Exercise instructions:
a - In the YUKOS interview, on what date did the investigators openly threaten the interviewee with detention?
b - Please carry on the YUKOS interview from its final question onward.

[start Selected text]

N.P.: The main accused parties nevertheless were the YUKOS shareholders — Mikhail Khodorkovsky and Platon Lebedev. The others in this story were seen as pawns, and, at first, many offered to cooperate with the investigation.

P.I.: And that is exactly why I fled. Because they started calling me in to the General Prosecutor’s Office for interrogations, saying: “You have to give us some kind of compromising testimony against Khodorkovsky, Lebedev, Brudno or Shakhnovsky.” They shouldn’t have been interrogating me in the capacity of a witness — this was already in direct violation of the criminal procedure code. When I complained that this was an outrage, they replied that it was okay, and that they were going to continue to violate the law: “And if you want to start showing off, then I’ll detain you right now.” This was all said to me openly on November 16, 2004. I did give some kind of testimony later that night. The investigator [Radmir] Khatypov let me go, apparently assuming that I might still be useful for getting the “necessary testimony.” Right after the interrogation, that very same evening, I got into a car, drove as far as Sheremetyevo, got on the last plane to Kiev and left.

N.P.: And what about your family?

P.I.: My family remained at home, in Moscow.  I didn’t say a word to anybody and just drove to the airport right after the interrogation. I phoned my wife when I’d gotten to Kiev and said: “Katya, I’m in the birthplace of my grandmother.” My family came to New York at the beginning of February 2005. Before that, I was shuffling all over Europe and we would talk on the phone or we’d get together once in a while. My wife didn’t sell anything — we still own an apartment in Moscow, to this day. Why should I sell my property? I don’t consider myself guilty. But the family’s departure itself was, of course, a big deal — for example, they detained my wife at Sheremetyevo, and there was a big scandal. But now they are all with me.

N.P.: How did it happen that after being a witness you became an accused?  After all, they didn’t make you sign a statement promising not to leave the country, which means you didn’t actually violate anything.

[end Selected text]
[start Given information]

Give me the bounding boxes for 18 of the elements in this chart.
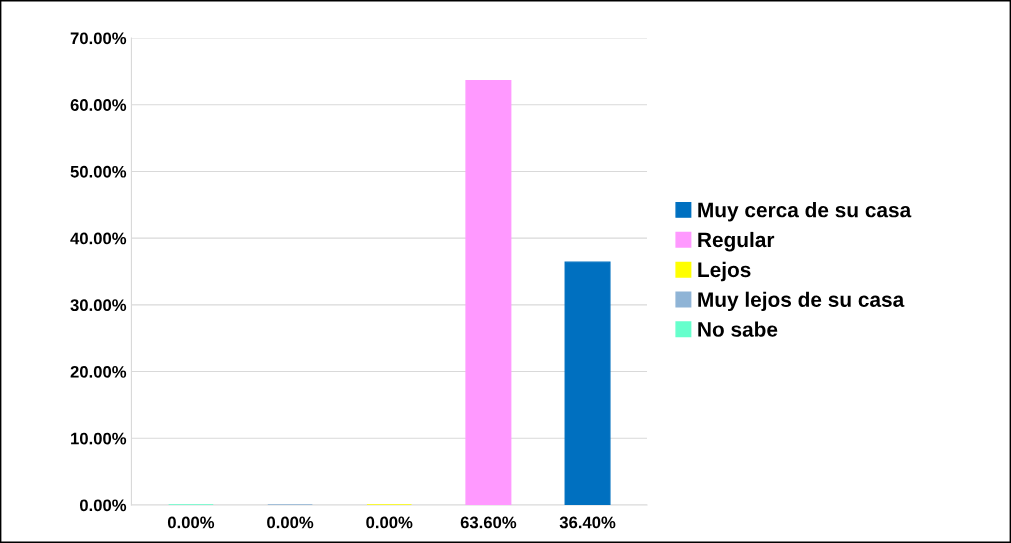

[end Given information]

Responses to the tasks:
a - November 16, 2004.

b -
P.I.: No, there was neither a signed pledge, nor a prohibition. But a lawyer doesn’t need an explanation to figure out what’s going on. After the interrogation and direct pressure on the part of the investigator, I understood everything. After Kiev I went to Latvia, and here investigator Khatypov calls me on my Moscow cell phone and says: “Why don’t you drop by my office, we’ve come up with a whole bunch of questions for you.” These were the first days of December 2004, when they had already arrested Sveta Bakhmina. And I understood what was happening.

This took place a week before the Yuganskneftegaz auction, and they were simply clearing the field. Salavat Karimov, then the chief investigator in the YUKOS case, had а carte blanche to lock up anybody and everybody, which, in fact, is exactly what he was doing. That’s why I told investigator Khatypov right away that I had three children and I wasn’t going anywhere. To which he said to me, and I quote: “People might suffer.” And later I understood what did he mean by that.

N.P.: Did anyone offer to drop your case if you paid them?

P.I.: Yes, of course, some people did offer that. But this was mostly done by random officials who didn’t understand much — simply put, this is not the kind of case, which can be dismissed for a bribe.

N.P.: So who were the people who “suffered” in the end?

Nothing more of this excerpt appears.